#### [Task prompt]
Reproduce the closing part of the entries exactly: the line with "OCR this image." and all lines after it, ending with the last line, and nothing else.

#### [Material supplied]
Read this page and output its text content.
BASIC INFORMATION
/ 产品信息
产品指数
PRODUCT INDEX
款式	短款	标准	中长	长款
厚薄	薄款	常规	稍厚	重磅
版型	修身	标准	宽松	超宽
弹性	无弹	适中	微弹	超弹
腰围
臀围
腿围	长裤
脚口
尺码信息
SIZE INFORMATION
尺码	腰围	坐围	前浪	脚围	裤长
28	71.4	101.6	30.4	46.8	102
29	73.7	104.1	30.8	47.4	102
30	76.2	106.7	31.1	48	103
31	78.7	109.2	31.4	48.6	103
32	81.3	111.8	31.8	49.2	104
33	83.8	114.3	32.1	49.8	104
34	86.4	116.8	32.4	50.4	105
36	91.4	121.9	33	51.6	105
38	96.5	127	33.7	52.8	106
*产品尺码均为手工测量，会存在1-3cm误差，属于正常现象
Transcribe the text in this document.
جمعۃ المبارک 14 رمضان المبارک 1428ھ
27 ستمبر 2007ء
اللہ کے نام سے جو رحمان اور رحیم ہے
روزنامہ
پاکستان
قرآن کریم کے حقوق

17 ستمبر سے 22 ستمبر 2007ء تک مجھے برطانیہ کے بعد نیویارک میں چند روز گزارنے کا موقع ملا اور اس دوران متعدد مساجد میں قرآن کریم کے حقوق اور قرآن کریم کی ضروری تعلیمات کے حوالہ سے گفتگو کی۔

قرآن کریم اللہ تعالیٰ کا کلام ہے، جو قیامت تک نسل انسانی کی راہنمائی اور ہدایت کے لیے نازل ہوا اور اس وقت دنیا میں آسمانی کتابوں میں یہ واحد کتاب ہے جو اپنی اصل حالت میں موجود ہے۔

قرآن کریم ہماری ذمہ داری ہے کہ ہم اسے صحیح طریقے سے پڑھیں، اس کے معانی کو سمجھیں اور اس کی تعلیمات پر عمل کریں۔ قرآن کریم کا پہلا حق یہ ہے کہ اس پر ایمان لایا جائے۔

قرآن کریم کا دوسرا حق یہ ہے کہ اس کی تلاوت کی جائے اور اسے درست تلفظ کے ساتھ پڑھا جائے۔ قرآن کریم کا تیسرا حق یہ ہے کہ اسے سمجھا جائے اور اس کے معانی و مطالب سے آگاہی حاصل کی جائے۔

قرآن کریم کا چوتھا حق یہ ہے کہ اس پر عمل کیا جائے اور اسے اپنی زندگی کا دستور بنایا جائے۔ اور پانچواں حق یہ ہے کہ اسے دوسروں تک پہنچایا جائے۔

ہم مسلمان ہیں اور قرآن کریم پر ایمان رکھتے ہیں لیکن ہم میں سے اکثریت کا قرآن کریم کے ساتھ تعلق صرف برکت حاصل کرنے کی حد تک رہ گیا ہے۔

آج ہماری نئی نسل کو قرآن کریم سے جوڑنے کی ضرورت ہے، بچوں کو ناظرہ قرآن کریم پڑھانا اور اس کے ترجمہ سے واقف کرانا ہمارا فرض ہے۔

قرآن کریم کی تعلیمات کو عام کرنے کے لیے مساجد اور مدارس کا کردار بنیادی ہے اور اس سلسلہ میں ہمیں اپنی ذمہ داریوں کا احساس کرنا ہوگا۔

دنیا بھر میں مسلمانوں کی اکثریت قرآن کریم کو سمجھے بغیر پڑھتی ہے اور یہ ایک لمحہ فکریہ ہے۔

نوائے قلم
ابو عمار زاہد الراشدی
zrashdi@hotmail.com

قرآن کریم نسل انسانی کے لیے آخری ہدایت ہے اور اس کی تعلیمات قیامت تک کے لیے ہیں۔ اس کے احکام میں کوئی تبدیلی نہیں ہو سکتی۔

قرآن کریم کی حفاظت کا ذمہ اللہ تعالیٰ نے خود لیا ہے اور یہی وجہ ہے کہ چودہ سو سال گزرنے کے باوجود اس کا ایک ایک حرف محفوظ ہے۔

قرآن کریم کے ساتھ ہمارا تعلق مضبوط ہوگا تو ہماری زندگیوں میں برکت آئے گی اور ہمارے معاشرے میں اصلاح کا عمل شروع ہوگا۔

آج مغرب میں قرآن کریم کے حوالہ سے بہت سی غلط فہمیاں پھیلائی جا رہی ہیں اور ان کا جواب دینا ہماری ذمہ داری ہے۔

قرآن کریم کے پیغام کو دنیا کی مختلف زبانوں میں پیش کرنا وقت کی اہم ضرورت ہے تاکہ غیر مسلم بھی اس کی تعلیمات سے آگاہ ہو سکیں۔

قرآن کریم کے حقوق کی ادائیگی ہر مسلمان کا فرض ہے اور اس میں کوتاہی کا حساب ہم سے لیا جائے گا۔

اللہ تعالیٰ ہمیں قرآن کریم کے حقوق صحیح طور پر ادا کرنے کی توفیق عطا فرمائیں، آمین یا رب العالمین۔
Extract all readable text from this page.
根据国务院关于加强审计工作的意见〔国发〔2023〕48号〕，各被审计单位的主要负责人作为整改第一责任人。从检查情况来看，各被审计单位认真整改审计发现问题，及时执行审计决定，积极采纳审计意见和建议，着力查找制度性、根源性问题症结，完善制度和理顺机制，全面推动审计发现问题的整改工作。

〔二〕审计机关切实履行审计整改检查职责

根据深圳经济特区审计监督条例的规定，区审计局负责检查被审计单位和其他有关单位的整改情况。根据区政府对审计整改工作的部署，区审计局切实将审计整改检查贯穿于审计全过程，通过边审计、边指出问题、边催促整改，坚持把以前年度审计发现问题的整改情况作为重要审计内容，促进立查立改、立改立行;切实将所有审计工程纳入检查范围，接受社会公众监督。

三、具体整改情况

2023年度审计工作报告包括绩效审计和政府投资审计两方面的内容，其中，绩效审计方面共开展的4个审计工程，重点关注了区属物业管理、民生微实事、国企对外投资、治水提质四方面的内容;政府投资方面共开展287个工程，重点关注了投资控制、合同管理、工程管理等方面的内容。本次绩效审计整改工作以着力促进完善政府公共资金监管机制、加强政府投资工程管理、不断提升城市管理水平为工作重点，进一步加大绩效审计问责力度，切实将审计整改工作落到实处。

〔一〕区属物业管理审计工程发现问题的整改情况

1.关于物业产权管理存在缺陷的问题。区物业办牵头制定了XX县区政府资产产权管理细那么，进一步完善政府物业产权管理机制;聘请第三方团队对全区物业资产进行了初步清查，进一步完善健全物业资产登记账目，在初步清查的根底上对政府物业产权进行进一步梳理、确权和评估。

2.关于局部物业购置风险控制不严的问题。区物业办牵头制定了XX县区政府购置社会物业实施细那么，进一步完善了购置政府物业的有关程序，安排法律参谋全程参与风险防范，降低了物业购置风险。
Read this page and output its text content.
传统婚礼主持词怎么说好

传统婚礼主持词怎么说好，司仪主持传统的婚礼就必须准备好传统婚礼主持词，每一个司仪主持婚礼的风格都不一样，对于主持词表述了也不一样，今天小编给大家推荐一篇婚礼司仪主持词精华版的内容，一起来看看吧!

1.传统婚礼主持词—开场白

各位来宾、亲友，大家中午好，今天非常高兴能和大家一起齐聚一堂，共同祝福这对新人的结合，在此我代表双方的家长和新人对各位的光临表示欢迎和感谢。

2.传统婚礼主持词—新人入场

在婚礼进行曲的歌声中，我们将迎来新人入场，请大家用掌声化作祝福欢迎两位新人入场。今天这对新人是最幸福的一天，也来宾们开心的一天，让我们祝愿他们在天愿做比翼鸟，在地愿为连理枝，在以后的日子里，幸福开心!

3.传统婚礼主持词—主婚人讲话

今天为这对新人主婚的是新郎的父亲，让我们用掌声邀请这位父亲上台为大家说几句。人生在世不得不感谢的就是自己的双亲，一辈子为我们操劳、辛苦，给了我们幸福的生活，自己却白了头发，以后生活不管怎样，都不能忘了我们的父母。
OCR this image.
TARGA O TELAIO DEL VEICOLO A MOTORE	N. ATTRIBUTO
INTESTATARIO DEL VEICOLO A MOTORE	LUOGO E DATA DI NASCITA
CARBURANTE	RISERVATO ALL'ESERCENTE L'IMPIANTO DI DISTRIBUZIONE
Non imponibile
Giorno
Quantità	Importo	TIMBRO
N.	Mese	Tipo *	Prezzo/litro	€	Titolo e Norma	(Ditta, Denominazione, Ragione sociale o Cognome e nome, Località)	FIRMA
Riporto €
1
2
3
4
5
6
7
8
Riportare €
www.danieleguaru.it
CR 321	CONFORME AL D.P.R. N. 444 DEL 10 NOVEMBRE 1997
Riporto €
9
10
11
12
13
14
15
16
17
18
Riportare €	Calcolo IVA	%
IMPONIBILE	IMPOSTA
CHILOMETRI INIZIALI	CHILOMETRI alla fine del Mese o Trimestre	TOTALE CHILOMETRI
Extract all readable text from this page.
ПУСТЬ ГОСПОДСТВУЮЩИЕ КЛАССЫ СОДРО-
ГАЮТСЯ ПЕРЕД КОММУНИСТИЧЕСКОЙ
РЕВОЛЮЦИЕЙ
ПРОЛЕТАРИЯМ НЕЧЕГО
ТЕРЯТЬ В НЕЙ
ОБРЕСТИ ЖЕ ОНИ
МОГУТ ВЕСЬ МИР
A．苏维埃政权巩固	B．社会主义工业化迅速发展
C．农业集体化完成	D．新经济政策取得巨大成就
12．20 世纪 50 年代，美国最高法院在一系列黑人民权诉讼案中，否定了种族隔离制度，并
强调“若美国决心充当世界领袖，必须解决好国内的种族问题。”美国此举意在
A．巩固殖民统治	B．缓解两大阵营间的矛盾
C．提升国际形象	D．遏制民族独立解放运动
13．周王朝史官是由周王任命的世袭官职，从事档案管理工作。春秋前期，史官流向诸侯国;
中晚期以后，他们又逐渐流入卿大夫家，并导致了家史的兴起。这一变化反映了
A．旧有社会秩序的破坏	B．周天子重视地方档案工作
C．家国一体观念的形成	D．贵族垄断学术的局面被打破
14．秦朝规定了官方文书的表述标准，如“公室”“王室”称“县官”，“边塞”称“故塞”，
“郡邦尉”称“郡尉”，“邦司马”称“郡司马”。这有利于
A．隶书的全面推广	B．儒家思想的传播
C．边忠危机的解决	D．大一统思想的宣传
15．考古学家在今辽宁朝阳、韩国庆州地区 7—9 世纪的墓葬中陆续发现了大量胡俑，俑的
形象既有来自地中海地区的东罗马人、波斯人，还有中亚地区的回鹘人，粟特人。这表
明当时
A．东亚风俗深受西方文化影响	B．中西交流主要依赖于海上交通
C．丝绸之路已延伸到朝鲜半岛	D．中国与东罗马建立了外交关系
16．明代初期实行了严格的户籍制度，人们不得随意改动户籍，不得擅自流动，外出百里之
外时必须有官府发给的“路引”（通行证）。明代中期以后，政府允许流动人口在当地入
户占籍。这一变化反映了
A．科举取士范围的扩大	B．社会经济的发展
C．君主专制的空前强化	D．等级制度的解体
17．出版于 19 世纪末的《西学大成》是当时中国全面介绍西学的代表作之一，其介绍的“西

#### [Response to this exercise]
OCR this image.
TARGA O TELAIO DEL VEICOLO A MOTORE	N. ATTRIBUTO
INTESTATARIO DEL VEICOLO A MOTORE	LUOGO E DATA DI NASCITA
CARBURANTE	RISERVATO ALL'ESERCENTE L'IMPIANTO DI DISTRIBUZIONE
Non imponibile
Giorno
Quantità	Importo	TIMBRO
N.	Mese	Tipo *	Prezzo/litro	€	Titolo e Norma	(Ditta, Denominazione, Ragione sociale o Cognome e nome, Località)	FIRMA
Riporto €
1
2
3
4
5
6
7
8
Riportare €
www.danieleguaru.it
CR 321	CONFORME AL D.P.R. N. 444 DEL 10 NOVEMBRE 1997
Riporto €
9
10
11
12
13
14
15
16
17
18
Riportare €	Calcolo IVA	%
IMPONIBILE	IMPOSTA
CHILOMETRI INIZIALI	CHILOMETRI alla fine del Mese o Trimestre	TOTALE CHILOMETRI
Extract all readable text from this page.
ПУСТЬ ГОСПОДСТВУЮЩИЕ КЛАССЫ СОДРО-
ГАЮТСЯ ПЕРЕД КОММУНИСТИЧЕСКОЙ
РЕВОЛЮЦИЕЙ
ПРОЛЕТАРИЯМ НЕЧЕГО
ТЕРЯТЬ В НЕЙ
ОБРЕСТИ ЖЕ ОНИ
МОГУТ ВЕСЬ МИР
A．苏维埃政权巩固	B．社会主义工业化迅速发展
C．农业集体化完成	D．新经济政策取得巨大成就
12．20 世纪 50 年代，美国最高法院在一系列黑人民权诉讼案中，否定了种族隔离制度，并
强调“若美国决心充当世界领袖，必须解决好国内的种族问题。”美国此举意在
A．巩固殖民统治	B．缓解两大阵营间的矛盾
C．提升国际形象	D．遏制民族独立解放运动
13．周王朝史官是由周王任命的世袭官职，从事档案管理工作。春秋前期，史官流向诸侯国;
中晚期以后，他们又逐渐流入卿大夫家，并导致了家史的兴起。这一变化反映了
A．旧有社会秩序的破坏	B．周天子重视地方档案工作
C．家国一体观念的形成	D．贵族垄断学术的局面被打破
14．秦朝规定了官方文书的表述标准，如“公室”“王室”称“县官”，“边塞”称“故塞”，
“郡邦尉”称“郡尉”，“邦司马”称“郡司马”。这有利于
A．隶书的全面推广	B．儒家思想的传播
C．边忠危机的解决	D．大一统思想的宣传
15．考古学家在今辽宁朝阳、韩国庆州地区 7—9 世纪的墓葬中陆续发现了大量胡俑，俑的
形象既有来自地中海地区的东罗马人、波斯人，还有中亚地区的回鹘人，粟特人。这表
明当时
A．东亚风俗深受西方文化影响	B．中西交流主要依赖于海上交通
C．丝绸之路已延伸到朝鲜半岛	D．中国与东罗马建立了外交关系
16．明代初期实行了严格的户籍制度，人们不得随意改动户籍，不得擅自流动，外出百里之
外时必须有官府发给的“路引”（通行证）。明代中期以后，政府允许流动人口在当地入
户占籍。这一变化反映了
A．科举取士范围的扩大	B．社会经济的发展
C．君主专制的空前强化	D．等级制度的解体
17．出版于 19 世纪末的《西学大成》是当时中国全面介绍西学的代表作之一，其介绍的“西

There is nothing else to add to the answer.